Stop meributkan ulah preman Iwan Bonyok di TPS 27 Palmerah saat Pilgub
DKI 2017 yang digelar pada 15 Februari 2017 kemarin. Karena ada
persoalan lain yang justru lebih penting dari ngamuknya pendukung
Paslon Ahok-Djarot tersebut.
Ngamuknya pendukung Ahok-Djarot yang bernama asli Fredy Tuhenay ini,
menurut informasi yang diberitakan media, dimulai dari ditolaknya
calon pemilih oleh petugas KPPS. Petugas KPPS menolak karena si calon
pemilih hanya menunjukkan fotocopy KTP dan surat dari kelurahan (tidak
jelas surat yang dimaksud). Padahal jelas, menurut aturannya, pemilih
harus menunjukkan KTP asli atau identitas lainnya.
Karena ditolak, si calon pemilih menelepon Iwan. Kemudian datanglah
Iwan dan kawan-kawannya sesama pendukung Ahok, yang menurut informasi
menggunakan 15 sepeda motor. Jadi, minimal ada 15 orang yang datang
menggerudug TPS.
Iwan kemudian memaksa petugas KPPS untuk fleksibel atas aturan.
Sementara petugas KPPS bersikukuh untuk menegakkan aturan. Tetapi,
karena petugas KPPS membaca situasi yang bakal membawa petaka lebih
buruk lagi, akhirnya terpaksa melanggar aturan. Dan, akhirnya si
pemilih dengan fotocopy KTP itu diperbolahkan mencoblos.
-------
**Rumusan Soal 1**
Ulangi bagian teks tentang insiden di TPS 27 Palmerah tanpa mengubah satu kata pun, mulai dari "Ngamuknya pendukung Ahok-Djarot" dan berakhir pada "atau identitas lainnya.".
**Rumusan Soal 2**
Sebutkan semua dokumen yang disebut namanya secara spesifik dalam teks tentang insiden di TPS 27 Palmerah.
**Rumusan Soal 3**
Menurut teks tentang insiden di TPS 27 Palmerah, mengapa petugas KPPS akhirnya melanggar aturan dan membolehkan pemilih dengan fotocopy KTP mencoblos?

Data batas wilayah:
-------
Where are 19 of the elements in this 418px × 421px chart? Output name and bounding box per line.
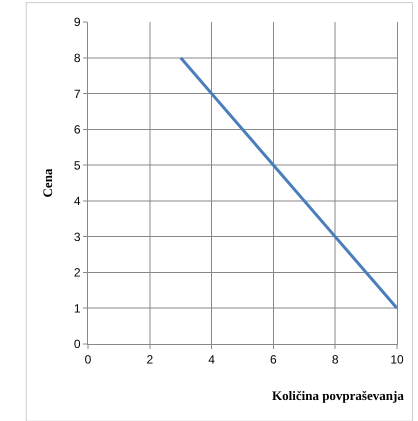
- x-tick-label: 4: [208, 352, 216, 366]
- y-tick-label: 5: [74, 158, 81, 172]
- y-tick-label: 9: [74, 15, 81, 30]
- line-series: [179, 56, 397, 310]
- y-tick-label: 3: [74, 230, 81, 244]
- y-tick-label: 2: [74, 266, 81, 280]
- y-tick-label: 1: [74, 301, 81, 316]
- y-tick-label: 0: [74, 337, 81, 352]
- y-tick-label: 4: [74, 194, 81, 208]
- x-tick-label: 6: [270, 352, 278, 366]
- y-tick-label: 7: [74, 86, 81, 101]
- y-tick-label: 6: [74, 122, 81, 137]
- x-tick-label: 8: [332, 352, 339, 366]
- y-tick-label: 8: [74, 50, 81, 65]
- x-axis-title: Količina povpraševanja: [272, 388, 404, 403]
- x-tick-label: 10: [390, 352, 404, 366]
- x-tick-label: 0: [84, 352, 92, 366]
- x-tick-label: 2: [146, 352, 154, 366]
- y-axis-title: Cena: [40, 168, 55, 198]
-------
**Penyelesaian Tugas 1**
Ngamuknya pendukung Ahok-Djarot yang bernama asli Fredy Tuhenay ini,
menurut informasi yang diberitakan media, dimulai dari ditolaknya
calon pemilih oleh petugas KPPS. Petugas KPPS menolak karena si calon
pemilih hanya menunjukkan fotocopy KTP dan surat dari kelurahan (tidak
jelas surat yang dimaksud). Padahal jelas, menurut aturannya, pemilih
harus menunjukkan KTP asli atau identitas lainnya.

**Penyelesaian Tugas 2**
fotocopy KTP
surat dari kelurahan
KTP asli

**Penyelesaian Tugas 3**
Petugas KPPS membaca situasi yang bakal membawa petaka lebih buruk lagi. Karena itu, mereka terpaksa melanggar aturan, meskipun sebelumnya bersikukuh menegakkannya.